**EXERCISE TASK:** Locate and copy all lines bearing the word "Location".

***** RECORDS FOR THE TASK *****

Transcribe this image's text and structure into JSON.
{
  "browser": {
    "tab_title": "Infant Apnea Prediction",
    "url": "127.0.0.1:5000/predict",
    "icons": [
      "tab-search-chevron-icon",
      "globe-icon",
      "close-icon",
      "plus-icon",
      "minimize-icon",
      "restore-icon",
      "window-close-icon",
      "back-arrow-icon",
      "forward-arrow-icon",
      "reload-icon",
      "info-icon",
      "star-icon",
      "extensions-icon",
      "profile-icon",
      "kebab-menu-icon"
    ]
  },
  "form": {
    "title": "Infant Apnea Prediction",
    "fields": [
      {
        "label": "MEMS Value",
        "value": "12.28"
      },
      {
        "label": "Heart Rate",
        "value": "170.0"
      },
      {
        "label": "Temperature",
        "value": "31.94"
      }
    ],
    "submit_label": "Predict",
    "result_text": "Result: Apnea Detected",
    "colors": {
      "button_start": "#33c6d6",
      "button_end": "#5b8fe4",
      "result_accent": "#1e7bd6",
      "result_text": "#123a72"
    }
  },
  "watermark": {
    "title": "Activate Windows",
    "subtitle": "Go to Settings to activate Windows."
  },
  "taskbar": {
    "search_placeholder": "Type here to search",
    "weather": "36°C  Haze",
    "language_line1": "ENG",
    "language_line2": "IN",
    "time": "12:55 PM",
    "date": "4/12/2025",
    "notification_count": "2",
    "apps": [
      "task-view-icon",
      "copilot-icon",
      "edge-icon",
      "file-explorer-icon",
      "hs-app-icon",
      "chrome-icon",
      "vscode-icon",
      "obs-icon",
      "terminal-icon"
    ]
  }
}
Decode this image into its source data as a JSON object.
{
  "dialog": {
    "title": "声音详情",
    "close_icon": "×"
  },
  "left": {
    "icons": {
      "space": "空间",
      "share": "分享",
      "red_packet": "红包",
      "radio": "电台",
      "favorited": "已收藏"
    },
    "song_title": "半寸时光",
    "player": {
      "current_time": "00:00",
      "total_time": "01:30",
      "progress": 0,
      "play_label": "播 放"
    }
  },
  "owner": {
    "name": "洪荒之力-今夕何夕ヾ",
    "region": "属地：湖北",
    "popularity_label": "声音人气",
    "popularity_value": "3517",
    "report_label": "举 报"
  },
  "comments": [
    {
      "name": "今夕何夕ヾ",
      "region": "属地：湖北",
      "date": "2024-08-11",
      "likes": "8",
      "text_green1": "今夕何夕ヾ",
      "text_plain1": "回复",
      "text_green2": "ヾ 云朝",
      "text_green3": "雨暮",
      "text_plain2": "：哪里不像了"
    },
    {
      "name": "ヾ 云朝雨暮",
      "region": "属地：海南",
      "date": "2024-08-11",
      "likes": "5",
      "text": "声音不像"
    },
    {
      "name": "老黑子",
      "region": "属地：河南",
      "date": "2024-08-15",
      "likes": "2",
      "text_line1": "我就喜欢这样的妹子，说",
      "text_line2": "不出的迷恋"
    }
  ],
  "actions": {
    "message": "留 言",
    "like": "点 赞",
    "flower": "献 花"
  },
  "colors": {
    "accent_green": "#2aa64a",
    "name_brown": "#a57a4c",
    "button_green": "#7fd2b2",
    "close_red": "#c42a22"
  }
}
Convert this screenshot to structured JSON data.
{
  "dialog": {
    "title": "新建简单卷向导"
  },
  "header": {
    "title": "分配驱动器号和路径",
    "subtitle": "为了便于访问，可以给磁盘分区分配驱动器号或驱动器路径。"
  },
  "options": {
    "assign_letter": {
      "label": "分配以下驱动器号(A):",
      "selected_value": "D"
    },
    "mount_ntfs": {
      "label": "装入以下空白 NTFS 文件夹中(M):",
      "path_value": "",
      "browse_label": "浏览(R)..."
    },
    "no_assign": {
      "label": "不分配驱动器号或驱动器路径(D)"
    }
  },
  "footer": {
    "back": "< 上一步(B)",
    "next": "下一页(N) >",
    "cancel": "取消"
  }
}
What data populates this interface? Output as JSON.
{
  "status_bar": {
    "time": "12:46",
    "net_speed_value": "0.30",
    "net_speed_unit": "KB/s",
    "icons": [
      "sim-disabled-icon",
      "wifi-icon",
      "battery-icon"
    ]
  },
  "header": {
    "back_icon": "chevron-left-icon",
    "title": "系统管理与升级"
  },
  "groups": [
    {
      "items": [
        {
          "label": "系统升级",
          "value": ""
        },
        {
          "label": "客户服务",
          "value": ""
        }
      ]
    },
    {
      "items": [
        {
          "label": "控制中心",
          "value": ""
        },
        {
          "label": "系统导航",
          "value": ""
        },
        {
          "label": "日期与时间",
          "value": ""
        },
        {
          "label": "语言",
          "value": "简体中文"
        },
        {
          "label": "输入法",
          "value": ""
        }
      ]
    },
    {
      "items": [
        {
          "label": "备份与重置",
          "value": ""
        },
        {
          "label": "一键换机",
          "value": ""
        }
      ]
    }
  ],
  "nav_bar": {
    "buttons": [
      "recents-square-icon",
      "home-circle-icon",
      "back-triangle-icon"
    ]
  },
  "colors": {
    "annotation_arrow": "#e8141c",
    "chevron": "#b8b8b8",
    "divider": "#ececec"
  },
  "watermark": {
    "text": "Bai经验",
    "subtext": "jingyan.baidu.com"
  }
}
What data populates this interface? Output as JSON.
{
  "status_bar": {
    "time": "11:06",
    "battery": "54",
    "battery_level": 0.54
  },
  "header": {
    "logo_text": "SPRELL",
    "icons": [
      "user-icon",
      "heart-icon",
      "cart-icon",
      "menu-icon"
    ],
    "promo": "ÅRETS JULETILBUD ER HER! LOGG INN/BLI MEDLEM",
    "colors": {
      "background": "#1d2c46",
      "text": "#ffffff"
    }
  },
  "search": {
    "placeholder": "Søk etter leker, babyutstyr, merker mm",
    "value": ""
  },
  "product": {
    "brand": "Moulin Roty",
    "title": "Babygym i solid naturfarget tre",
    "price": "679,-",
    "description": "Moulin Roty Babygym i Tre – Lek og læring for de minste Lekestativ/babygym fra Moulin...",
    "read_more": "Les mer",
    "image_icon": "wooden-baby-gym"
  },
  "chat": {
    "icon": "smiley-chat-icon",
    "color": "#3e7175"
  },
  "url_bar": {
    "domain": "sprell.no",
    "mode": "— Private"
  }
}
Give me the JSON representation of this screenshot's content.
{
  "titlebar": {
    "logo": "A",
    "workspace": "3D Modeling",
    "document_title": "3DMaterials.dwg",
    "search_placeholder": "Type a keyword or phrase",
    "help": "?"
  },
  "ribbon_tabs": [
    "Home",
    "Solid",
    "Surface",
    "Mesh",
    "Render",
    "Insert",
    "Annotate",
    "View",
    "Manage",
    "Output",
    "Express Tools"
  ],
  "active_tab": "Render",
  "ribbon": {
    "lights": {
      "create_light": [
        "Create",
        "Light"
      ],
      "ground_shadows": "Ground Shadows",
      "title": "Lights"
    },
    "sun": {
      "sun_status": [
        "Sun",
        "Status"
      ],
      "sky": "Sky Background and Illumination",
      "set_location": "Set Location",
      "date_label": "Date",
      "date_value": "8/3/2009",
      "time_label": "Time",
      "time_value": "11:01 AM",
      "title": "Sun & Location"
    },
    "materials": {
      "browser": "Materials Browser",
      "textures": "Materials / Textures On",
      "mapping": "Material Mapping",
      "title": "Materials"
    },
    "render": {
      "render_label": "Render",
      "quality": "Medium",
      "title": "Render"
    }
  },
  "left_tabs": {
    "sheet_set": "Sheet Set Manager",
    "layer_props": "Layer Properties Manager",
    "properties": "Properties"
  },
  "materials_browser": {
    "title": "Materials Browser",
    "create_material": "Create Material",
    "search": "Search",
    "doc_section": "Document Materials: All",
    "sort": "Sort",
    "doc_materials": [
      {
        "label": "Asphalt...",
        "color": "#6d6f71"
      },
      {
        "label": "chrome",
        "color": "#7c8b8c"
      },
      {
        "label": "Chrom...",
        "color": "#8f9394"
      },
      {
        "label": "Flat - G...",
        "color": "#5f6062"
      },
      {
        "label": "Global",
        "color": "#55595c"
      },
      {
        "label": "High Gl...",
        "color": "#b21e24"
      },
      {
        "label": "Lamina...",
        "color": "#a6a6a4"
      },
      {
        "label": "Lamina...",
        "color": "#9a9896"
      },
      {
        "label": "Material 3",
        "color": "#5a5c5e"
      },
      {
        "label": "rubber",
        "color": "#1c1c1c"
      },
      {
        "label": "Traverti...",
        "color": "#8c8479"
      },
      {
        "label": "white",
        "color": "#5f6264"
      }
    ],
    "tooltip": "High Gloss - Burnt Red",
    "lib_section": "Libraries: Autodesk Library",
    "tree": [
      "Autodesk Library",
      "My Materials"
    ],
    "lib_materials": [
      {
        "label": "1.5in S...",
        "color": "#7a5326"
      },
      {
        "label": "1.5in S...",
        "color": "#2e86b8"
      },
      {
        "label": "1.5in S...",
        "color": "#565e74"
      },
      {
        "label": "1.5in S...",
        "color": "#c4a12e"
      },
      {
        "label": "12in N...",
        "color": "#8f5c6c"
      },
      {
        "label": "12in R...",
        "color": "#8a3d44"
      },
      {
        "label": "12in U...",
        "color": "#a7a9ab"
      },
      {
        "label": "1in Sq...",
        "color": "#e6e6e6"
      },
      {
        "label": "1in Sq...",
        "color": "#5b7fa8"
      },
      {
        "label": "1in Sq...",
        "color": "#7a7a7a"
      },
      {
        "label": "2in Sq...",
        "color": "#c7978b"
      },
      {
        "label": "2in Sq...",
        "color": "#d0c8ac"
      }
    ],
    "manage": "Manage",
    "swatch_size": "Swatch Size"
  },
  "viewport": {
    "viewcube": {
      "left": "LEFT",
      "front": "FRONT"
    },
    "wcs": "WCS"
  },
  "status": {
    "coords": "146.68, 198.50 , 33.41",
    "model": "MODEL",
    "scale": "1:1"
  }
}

*****

**RESULT OF THE EXERCISE:**
      "set_location": "Set Location",
      "title": "Sun & Location"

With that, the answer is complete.